Problem description: Arrange every line of the data below as a numbered list, skipping any blank lines. Leave the pictures out of your answer.

··· Dataset excerpts ···

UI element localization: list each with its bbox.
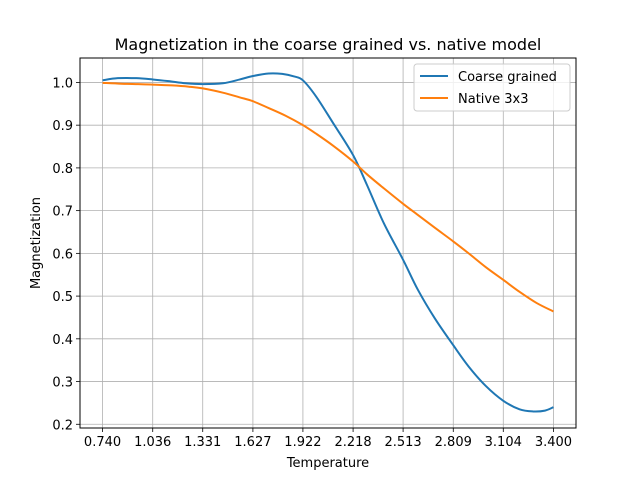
x-tick-label: 3.400 <box>535 435 572 450</box>
x-tick-label: 2.513 <box>384 435 421 450</box>
series-lines <box>102 72 554 413</box>
y-axis-label: Magnetization <box>29 197 44 289</box>
chart-title: Magnetization in the coarse grained vs. … <box>115 35 542 54</box>
y-tick-label: 0.9 <box>52 119 73 134</box>
x-axis-label: Temperature <box>286 456 369 471</box>
legend: Coarse grained Native 3x3 <box>413 63 571 112</box>
y-tick-label: 0.2 <box>52 418 73 433</box>
y-tick-label: 0.3 <box>52 376 73 391</box>
series-line-1 <box>102 81 554 313</box>
axes: 0.740 1.036 1.331 1.627 1.922 2.218 2.513 2.809… <box>52 76 572 450</box>
plot-frame <box>79 57 577 429</box>
x-tick-label: 1.922 <box>284 435 321 450</box>
x-tick-label: 1.331 <box>184 435 221 450</box>
legend-label: Native 3x3 <box>458 92 528 107</box>
series-line-0 <box>102 72 554 413</box>
x-tick-label: 2.218 <box>334 435 371 450</box>
y-tick-label: 0.4 <box>52 333 73 348</box>
y-tick-label: 0.5 <box>52 290 73 305</box>
legend-box <box>413 63 571 112</box>
x-tick-label: 0.740 <box>84 435 121 450</box>
x-tick-label: 1.036 <box>134 435 171 450</box>
y-tick-label: 1.0 <box>52 76 73 91</box>
y-tick-label: 0.7 <box>52 205 73 220</box>
x-tick-label: 3.104 <box>485 435 522 450</box>
x-tick-label: 1.627 <box>234 435 271 450</box>
y-tick-label: 0.8 <box>52 162 73 177</box>
x-tick-label: 2.809 <box>435 435 472 450</box>
legend-label: Coarse grained <box>458 70 557 85</box>
y-tick-label: 0.6 <box>52 247 73 262</box>
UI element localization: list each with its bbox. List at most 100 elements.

···

Solution:
1. UI element localization: list each with its bbox.
2. x-tick-label: 3.400 <box>535 435 572 450</box>
3. x-tick-label: 2.513 <box>384 435 421 450</box>
4. series-lines <box>102 72 554 413</box>
5. y-axis-label: Magnetization <box>29 197 44 289</box>
6. chart-title: Magnetization in the coarse grained vs. … <box>115 35 542 54</box>
7. y-tick-label: 0.9 <box>52 119 73 134</box>
8. x-axis-label: Temperature <box>286 456 369 471</box>
9. legend: Coarse grained Native 3x3 <box>413 63 571 112</box>
10. y-tick-label: 0.2 <box>52 418 73 433</box>
11. y-tick-label: 0.3 <box>52 376 73 391</box>
12. series-line-1 <box>102 81 554 313</box>
13. axes: 0.740 1.036 1.331 1.627 1.922 2.218 2.513 2.809… <box>52 76 572 450</box>
14. plot-frame <box>79 57 577 429</box>
15. x-tick-label: 1.922 <box>284 435 321 450</box>
16. x-tick-label: 1.331 <box>184 435 221 450</box>
17. legend-label: Native 3x3 <box>458 92 528 107</box>
18. series-line-0 <box>102 72 554 413</box>
19. x-tick-label: 2.218 <box>334 435 371 450</box>
20. y-tick-label: 0.4 <box>52 333 73 348</box>
21. y-tick-label: 0.5 <box>52 290 73 305</box>
22. legend-box <box>413 63 571 112</box>
23. x-tick-label: 0.740 <box>84 435 121 450</box>
24. x-tick-label: 1.036 <box>134 435 171 450</box>
25. y-tick-label: 1.0 <box>52 76 73 91</box>
26. y-tick-label: 0.7 <box>52 205 73 220</box>
27. x-tick-label: 3.104 <box>485 435 522 450</box>
28. x-tick-label: 1.627 <box>234 435 271 450</box>
29. y-tick-label: 0.8 <box>52 162 73 177</box>
30. x-tick-label: 2.809 <box>435 435 472 450</box>
31. legend-label: Coarse grained <box>458 70 557 85</box>
32. y-tick-label: 0.6 <box>52 247 73 262</box>
33. UI element localization: list each with its bbox. List at most 100 elements.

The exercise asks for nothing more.